[Data excerpts]
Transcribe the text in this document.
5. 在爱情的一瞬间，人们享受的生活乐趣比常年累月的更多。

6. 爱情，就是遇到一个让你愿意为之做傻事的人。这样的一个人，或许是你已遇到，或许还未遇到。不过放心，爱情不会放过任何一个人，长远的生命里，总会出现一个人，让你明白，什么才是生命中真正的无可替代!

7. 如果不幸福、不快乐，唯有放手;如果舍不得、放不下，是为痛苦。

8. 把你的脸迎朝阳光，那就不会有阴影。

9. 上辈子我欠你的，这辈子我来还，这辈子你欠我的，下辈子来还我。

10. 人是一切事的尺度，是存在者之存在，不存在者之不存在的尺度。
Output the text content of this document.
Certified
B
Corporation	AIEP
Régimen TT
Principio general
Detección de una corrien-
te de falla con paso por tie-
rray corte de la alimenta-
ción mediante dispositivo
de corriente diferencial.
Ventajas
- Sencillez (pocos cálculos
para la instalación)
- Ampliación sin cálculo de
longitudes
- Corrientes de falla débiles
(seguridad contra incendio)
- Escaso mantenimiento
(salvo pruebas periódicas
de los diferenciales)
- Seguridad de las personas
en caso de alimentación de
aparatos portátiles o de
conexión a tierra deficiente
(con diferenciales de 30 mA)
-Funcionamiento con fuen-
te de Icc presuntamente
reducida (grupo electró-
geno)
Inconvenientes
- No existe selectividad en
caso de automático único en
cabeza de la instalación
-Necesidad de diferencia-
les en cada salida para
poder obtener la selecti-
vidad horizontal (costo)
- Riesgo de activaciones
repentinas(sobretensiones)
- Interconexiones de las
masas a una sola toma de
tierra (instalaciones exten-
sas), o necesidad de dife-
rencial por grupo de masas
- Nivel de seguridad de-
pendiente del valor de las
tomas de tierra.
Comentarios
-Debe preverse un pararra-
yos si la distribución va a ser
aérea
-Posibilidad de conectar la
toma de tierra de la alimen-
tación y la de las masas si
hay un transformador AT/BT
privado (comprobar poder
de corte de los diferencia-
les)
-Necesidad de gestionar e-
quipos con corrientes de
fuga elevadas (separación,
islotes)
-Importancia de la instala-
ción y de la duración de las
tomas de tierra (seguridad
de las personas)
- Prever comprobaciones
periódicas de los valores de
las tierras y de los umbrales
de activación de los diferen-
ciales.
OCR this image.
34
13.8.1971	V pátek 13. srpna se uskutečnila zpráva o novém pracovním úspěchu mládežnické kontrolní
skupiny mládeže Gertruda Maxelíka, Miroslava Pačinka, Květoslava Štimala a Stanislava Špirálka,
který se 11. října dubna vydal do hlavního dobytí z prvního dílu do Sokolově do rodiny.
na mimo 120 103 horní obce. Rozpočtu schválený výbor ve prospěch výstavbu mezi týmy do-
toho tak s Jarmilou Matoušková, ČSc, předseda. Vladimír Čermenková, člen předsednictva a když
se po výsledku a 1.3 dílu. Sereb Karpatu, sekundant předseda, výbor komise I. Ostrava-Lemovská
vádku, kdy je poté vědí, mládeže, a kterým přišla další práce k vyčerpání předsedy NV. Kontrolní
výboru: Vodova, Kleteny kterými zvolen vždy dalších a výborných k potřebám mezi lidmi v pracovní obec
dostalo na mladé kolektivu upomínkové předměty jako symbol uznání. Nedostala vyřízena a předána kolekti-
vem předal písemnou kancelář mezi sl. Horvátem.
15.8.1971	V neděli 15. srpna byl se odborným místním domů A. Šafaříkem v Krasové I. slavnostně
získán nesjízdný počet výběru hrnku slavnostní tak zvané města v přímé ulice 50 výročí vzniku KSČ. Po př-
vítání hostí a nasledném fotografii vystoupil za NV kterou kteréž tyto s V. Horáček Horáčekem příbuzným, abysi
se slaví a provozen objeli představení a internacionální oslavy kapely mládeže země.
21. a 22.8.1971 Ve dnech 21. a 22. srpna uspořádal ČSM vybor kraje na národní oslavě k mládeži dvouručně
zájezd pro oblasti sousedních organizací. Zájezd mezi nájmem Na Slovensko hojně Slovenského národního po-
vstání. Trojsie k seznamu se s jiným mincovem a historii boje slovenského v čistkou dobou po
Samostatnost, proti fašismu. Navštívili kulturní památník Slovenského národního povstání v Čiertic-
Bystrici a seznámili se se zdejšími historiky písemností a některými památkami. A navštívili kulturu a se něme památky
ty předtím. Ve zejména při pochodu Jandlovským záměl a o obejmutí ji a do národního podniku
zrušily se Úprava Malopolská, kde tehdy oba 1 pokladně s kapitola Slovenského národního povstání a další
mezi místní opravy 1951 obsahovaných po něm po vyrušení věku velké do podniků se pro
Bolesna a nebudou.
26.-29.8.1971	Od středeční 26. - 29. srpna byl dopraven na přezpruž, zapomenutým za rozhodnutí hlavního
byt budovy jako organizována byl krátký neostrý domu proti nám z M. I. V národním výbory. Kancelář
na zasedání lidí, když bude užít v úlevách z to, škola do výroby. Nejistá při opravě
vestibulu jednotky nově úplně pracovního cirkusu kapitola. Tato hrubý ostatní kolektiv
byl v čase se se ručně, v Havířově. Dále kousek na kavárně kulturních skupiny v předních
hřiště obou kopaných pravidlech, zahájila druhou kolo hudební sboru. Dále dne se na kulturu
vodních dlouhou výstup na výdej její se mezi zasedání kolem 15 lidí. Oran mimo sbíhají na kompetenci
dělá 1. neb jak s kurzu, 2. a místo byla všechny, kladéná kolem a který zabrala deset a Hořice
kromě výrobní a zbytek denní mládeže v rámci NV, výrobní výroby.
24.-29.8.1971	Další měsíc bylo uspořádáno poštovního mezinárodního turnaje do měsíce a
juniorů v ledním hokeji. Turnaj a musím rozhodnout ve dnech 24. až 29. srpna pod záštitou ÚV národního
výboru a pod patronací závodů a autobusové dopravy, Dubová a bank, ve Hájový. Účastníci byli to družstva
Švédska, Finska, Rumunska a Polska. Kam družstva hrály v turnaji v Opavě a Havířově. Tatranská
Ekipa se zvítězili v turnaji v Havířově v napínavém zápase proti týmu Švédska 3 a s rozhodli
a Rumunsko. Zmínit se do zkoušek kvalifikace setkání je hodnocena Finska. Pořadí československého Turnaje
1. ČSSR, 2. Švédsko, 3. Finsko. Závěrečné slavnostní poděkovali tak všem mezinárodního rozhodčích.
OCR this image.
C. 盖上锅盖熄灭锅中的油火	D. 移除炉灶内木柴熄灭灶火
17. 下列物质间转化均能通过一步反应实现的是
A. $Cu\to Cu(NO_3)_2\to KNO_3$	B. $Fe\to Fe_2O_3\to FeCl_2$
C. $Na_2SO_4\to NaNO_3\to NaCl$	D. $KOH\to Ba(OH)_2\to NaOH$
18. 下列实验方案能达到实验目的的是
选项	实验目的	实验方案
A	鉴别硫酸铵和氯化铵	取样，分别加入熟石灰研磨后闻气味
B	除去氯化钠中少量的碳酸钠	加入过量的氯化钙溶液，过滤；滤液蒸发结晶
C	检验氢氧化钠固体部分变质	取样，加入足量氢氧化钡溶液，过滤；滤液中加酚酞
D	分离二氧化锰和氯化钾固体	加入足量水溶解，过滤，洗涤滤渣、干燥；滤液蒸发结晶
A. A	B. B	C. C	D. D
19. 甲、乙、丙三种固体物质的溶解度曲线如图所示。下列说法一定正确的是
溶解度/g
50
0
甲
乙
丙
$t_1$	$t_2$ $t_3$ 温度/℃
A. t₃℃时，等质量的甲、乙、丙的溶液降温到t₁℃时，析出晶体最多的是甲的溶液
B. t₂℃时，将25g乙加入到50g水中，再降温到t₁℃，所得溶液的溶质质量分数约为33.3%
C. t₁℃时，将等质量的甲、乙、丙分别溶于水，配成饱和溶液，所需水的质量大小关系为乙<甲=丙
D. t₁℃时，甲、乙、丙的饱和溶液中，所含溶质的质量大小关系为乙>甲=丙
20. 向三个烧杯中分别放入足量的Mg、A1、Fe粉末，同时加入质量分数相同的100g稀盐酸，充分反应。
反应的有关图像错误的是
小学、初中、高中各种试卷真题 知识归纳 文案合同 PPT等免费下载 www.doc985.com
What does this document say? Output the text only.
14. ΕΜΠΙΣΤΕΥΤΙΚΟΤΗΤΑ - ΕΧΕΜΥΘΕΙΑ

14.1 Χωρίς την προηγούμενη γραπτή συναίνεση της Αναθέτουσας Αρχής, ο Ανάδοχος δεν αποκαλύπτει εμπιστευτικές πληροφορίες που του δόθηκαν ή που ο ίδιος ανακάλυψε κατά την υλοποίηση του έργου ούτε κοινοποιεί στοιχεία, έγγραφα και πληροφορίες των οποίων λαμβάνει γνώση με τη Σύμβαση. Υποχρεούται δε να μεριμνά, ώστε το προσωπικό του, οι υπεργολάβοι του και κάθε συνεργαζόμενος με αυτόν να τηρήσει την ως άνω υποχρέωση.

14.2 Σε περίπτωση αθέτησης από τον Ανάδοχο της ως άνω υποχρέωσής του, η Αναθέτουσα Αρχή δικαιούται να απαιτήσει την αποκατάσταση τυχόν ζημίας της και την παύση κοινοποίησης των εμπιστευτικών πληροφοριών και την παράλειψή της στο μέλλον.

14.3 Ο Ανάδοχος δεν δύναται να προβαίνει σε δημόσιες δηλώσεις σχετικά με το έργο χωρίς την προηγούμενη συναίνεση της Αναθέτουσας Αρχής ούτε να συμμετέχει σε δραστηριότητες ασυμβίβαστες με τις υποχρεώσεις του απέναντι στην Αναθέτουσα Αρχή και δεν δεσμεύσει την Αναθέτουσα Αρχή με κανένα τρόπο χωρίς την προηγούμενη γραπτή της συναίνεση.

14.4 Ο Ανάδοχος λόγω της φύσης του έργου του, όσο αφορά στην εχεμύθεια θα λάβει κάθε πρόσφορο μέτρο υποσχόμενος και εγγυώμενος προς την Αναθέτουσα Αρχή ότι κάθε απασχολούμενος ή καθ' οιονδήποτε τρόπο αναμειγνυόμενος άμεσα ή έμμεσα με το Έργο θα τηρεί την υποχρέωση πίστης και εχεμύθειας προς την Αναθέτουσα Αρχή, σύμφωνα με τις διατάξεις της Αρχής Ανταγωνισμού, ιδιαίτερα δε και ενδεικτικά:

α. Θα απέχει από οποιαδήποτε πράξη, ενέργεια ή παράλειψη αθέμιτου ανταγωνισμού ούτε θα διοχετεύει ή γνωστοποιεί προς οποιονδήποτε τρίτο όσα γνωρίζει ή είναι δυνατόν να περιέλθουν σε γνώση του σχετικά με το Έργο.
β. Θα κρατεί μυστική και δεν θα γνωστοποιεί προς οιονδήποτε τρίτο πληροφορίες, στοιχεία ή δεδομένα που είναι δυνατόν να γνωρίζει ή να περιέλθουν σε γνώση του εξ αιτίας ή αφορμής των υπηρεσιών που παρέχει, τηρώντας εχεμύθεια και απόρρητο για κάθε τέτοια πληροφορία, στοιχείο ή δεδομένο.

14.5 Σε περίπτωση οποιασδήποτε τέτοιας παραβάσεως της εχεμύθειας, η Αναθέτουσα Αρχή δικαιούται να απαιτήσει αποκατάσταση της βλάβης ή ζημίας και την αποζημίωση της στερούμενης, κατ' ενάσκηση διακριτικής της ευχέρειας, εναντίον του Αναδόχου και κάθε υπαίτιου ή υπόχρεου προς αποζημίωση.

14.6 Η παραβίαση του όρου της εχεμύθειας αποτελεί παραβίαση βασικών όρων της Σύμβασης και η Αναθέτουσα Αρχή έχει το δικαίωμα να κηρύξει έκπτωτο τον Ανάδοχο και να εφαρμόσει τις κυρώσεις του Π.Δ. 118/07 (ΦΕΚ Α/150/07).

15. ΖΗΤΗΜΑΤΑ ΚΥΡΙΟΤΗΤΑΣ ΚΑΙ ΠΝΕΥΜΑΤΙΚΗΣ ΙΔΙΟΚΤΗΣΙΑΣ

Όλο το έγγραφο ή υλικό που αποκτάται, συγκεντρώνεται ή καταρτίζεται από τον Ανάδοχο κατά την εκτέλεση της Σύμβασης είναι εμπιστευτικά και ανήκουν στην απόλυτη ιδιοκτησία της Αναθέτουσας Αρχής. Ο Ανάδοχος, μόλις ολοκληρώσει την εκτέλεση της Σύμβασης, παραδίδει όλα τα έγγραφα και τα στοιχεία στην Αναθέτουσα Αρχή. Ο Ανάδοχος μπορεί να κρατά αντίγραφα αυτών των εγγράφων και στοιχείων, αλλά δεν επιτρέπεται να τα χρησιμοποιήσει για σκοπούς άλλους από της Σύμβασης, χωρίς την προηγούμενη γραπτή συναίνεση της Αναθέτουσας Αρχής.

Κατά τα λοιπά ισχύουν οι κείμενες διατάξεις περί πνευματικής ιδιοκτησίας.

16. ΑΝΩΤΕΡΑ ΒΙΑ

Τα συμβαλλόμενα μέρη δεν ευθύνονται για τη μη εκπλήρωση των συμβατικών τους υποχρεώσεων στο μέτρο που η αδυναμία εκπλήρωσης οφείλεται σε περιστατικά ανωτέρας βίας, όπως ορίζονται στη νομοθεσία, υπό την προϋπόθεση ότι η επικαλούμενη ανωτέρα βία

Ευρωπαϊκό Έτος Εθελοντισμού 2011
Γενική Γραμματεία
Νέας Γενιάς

__DIRECTIVE__:
Filter the entries and copy out every line with the word "periódicas".

__ANSWER TO THIS TASK__:
(salvo pruebas periódicas
periódicas de los valores de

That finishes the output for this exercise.